Work required ::
Copy each line exactly. Drop every picture.

== Listing ==

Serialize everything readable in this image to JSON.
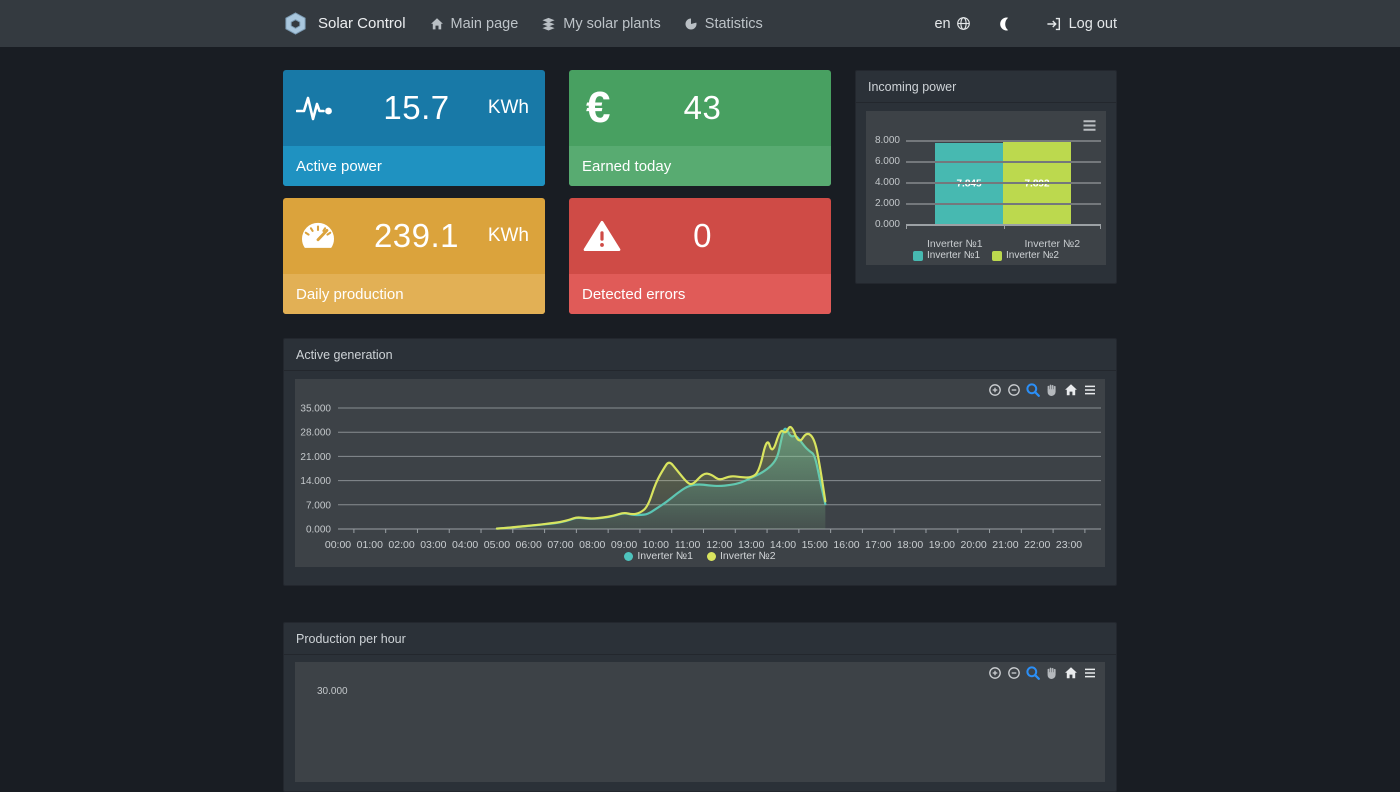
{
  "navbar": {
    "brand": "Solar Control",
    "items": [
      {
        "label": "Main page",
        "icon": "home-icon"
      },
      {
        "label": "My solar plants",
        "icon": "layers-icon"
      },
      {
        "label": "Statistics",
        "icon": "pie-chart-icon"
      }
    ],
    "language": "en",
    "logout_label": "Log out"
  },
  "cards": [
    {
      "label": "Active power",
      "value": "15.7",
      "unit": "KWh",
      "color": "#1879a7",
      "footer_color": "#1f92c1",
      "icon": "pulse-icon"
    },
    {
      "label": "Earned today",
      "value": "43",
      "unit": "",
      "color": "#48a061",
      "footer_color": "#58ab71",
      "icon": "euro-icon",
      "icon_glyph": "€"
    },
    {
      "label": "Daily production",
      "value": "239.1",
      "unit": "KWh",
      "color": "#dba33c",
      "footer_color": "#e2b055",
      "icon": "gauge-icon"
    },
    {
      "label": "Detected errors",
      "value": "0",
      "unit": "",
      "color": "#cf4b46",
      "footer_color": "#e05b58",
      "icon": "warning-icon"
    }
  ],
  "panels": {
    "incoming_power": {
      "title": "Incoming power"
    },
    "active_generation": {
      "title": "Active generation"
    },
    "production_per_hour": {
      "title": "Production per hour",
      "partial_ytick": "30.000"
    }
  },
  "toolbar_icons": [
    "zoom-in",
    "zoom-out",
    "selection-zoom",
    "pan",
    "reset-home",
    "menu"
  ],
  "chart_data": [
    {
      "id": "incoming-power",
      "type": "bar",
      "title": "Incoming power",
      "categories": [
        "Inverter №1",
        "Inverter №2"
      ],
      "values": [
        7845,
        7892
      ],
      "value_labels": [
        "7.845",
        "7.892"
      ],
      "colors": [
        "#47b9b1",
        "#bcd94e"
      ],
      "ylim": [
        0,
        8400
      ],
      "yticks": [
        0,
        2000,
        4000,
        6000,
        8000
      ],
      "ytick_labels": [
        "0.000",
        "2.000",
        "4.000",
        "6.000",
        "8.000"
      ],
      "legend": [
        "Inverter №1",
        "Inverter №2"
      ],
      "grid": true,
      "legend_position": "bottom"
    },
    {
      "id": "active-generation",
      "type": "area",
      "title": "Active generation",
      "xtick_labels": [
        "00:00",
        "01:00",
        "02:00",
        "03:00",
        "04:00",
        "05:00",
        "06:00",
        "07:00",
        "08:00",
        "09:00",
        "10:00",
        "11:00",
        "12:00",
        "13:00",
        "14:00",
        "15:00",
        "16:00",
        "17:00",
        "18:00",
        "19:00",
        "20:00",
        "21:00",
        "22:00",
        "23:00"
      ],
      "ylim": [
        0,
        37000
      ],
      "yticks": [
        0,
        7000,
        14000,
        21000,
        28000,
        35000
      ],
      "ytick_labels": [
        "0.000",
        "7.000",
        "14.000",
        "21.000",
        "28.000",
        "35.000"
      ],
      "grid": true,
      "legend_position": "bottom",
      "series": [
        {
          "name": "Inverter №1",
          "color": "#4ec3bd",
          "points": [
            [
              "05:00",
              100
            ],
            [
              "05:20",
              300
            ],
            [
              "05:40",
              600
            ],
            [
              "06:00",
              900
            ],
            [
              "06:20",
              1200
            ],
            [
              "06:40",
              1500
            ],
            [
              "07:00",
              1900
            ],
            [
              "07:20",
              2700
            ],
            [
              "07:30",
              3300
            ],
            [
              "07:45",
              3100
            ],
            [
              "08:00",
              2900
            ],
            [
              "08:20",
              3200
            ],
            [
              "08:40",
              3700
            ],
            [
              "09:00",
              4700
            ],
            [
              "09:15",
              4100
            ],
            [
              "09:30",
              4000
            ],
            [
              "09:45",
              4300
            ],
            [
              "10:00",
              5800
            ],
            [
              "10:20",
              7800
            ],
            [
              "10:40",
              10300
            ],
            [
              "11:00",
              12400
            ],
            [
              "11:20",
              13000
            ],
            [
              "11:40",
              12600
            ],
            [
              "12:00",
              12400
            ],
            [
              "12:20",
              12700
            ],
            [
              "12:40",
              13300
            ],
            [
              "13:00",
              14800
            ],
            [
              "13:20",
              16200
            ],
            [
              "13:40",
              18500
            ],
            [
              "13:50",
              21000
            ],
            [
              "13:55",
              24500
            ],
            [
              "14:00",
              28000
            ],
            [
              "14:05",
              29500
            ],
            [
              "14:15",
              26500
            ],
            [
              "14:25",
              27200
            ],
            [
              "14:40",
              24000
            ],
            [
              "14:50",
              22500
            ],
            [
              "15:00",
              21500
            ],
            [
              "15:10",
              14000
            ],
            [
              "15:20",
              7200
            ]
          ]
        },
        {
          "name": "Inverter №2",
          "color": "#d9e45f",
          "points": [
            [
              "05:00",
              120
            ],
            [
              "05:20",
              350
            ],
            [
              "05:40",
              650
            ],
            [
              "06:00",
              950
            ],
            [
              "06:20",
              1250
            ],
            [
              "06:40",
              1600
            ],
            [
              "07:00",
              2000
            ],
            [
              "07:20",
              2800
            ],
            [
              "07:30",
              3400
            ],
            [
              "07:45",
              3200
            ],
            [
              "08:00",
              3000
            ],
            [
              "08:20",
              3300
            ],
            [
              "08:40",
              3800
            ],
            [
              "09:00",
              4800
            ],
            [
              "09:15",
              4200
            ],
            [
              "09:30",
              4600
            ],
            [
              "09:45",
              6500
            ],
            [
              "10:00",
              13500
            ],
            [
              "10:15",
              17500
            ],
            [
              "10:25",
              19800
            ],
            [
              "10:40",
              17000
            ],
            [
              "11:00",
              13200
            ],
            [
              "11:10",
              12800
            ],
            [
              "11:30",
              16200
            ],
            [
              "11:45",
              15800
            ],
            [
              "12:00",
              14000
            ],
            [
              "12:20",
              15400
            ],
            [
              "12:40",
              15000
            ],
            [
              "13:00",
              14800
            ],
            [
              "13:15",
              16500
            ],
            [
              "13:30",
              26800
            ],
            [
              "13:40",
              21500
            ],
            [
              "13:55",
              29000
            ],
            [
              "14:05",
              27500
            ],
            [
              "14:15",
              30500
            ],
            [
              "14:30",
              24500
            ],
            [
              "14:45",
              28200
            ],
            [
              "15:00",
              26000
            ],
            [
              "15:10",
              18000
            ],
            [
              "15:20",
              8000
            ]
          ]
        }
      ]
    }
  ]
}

===

Written answer ::
Serialize everything readable in this image to JSON.
{
  "navbar": {
    "brand": "Solar Control",
    "items": [
      {
        "label": "Main page",
        "icon": "home-icon"
      },
      {
        "label": "My solar plants",
        "icon": "layers-icon"
      },
      {
        "label": "Statistics",
        "icon": "pie-chart-icon"
      }
    ],
    "language": "en",
    "logout_label": "Log out"
  },
  "cards": [
    {
      "label": "Active power",
      "value": "15.7",
      "unit": "KWh",
      "color": "#1879a7",
      "footer_color": "#1f92c1",
      "icon": "pulse-icon"
    },
    {
      "label": "Earned today",
      "value": "43",
      "unit": "",
      "color": "#48a061",
      "footer_color": "#58ab71",
      "icon": "euro-icon",
      "icon_glyph": "€"
    },
    {
      "label": "Daily production",
      "value": "239.1",
      "unit": "KWh",
      "color": "#dba33c",
      "footer_color": "#e2b055",
      "icon": "gauge-icon"
    },
    {
      "label": "Detected errors",
      "value": "0",
      "unit": "",
      "color": "#cf4b46",
      "footer_color": "#e05b58",
      "icon": "warning-icon"
    }
  ],
  "panels": {
    "incoming_power": {
      "title": "Incoming power"
    },
    "active_generation": {
      "title": "Active generation"
    },
    "production_per_hour": {
      "title": "Production per hour",
      "partial_ytick": "30.000"
    }
  },
  "toolbar_icons": [
    "zoom-in",
    "zoom-out",
    "selection-zoom",
    "pan",
    "reset-home",
    "menu"
  ],
  "chart_data": [
    {
      "id": "incoming-power",
      "type": "bar",
      "title": "Incoming power",
      "categories": [
        "Inverter №1",
        "Inverter №2"
      ],
      "values": [
        7845,
        7892
      ],
      "value_labels": [
        "7.845",
        "7.892"
      ],
      "colors": [
        "#47b9b1",
        "#bcd94e"
      ],
      "ylim": [
        0,
        8400
      ],
      "yticks": [
        0,
        2000,
        4000,
        6000,
        8000
      ],
      "ytick_labels": [
        "0.000",
        "2.000",
        "4.000",
        "6.000",
        "8.000"
      ],
      "legend": [
        "Inverter №1",
        "Inverter №2"
      ],
      "grid": true,
      "legend_position": "bottom"
    },
    {
      "id": "active-generation",
      "type": "area",
      "title": "Active generation",
      "xtick_labels": [
        "00:00",
        "01:00",
        "02:00",
        "03:00",
        "04:00",
        "05:00",
        "06:00",
        "07:00",
        "08:00",
        "09:00",
        "10:00",
        "11:00",
        "12:00",
        "13:00",
        "14:00",
        "15:00",
        "16:00",
        "17:00",
        "18:00",
        "19:00",
        "20:00",
        "21:00",
        "22:00",
        "23:00"
      ],
      "ylim": [
        0,
        37000
      ],
      "yticks": [
        0,
        7000,
        14000,
        21000,
        28000,
        35000
      ],
      "ytick_labels": [
        "0.000",
        "7.000",
        "14.000",
        "21.000",
        "28.000",
        "35.000"
      ],
      "grid": true,
      "legend_position": "bottom",
      "series": [
        {
          "name": "Inverter №1",
          "color": "#4ec3bd",
          "points": [
            [
              "05:00",
              100
            ],
            [
              "05:20",
              300
            ],
            [
              "05:40",
              600
            ],
            [
              "06:00",
              900
            ],
            [
              "06:20",
              1200
            ],
            [
              "06:40",
              1500
            ],
            [
              "07:00",
              1900
            ],
            [
              "07:20",
              2700
            ],
            [
              "07:30",
              3300
            ],
            [
              "07:45",
              3100
            ],
            [
              "08:00",
              2900
            ],
            [
              "08:20",
              3200
            ],
            [
              "08:40",
              3700
            ],
            [
              "09:00",
              4700
            ],
            [
              "09:15",
              4100
            ],
            [
              "09:30",
              4000
            ],
            [
              "09:45",
              4300
            ],
            [
              "10:00",
              5800
            ],
            [
              "10:20",
              7800
            ],
            [
              "10:40",
              10300
            ],
            [
              "11:00",
              12400
            ],
            [
              "11:20",
              13000
            ],
            [
              "11:40",
              12600
            ],
            [
              "12:00",
              12400
            ],
            [
              "12:20",
              12700
            ],
            [
              "12:40",
              13300
            ],
            [
              "13:00",
              14800
            ],
            [
              "13:20",
              16200
            ],
            [
              "13:40",
              18500
            ],
            [
              "13:50",
              21000
            ],
            [
              "13:55",
              24500
            ],
            [
              "14:00",
              28000
            ],
            [
              "14:05",
              29500
            ],
            [
              "14:15",
              26500
            ],
            [
              "14:25",
              27200
            ],
            [
              "14:40",
              24000
            ],
            [
              "14:50",
              22500
            ],
            [
              "15:00",
              21500
            ],
            [
              "15:10",
              14000
            ],
            [
              "15:20",
              7200
            ]
          ]
        },
        {
          "name": "Inverter №2",
          "color": "#d9e45f",
          "points": [
            [
              "05:00",
              120
            ],
            [
              "05:20",
              350
            ],
            [
              "05:40",
              650
            ],
            [
              "06:00",
              950
            ],
            [
              "06:20",
              1250
            ],
            [
              "06:40",
              1600
            ],
            [
              "07:00",
              2000
            ],
            [
              "07:20",
              2800
            ],
            [
              "07:30",
              3400
            ],
            [
              "07:45",
              3200
            ],
            [
              "08:00",
              3000
            ],
            [
              "08:20",
              3300
            ],
            [
              "08:40",
              3800
            ],
            [
              "09:00",
              4800
            ],
            [
              "09:15",
              4200
            ],
            [
              "09:30",
              4600
            ],
            [
              "09:45",
              6500
            ],
            [
              "10:00",
              13500
            ],
            [
              "10:15",
              17500
            ],
            [
              "10:25",
              19800
            ],
            [
              "10:40",
              17000
            ],
            [
              "11:00",
              13200
            ],
            [
              "11:10",
              12800
            ],
            [
              "11:30",
              16200
            ],
            [
              "11:45",
              15800
            ],
            [
              "12:00",
              14000
            ],
            [
              "12:20",
              15400
            ],
            [
              "12:40",
              15000
            ],
            [
              "13:00",
              14800
            ],
            [
              "13:15",
              16500
            ],
            [
              "13:30",
              26800
            ],
            [
              "13:40",
              21500
            ],
            [
              "13:55",
              29000
            ],
            [
              "14:05",
              27500
            ],
            [
              "14:15",
              30500
            ],
            [
              "14:30",
              24500
            ],
            [
              "14:45",
              28200
            ],
            [
              "15:00",
              26000
            ],
            [
              "15:10",
              18000
            ],
            [
              "15:20",
              8000
            ]
          ]
        }
      ]
    }
  ]
}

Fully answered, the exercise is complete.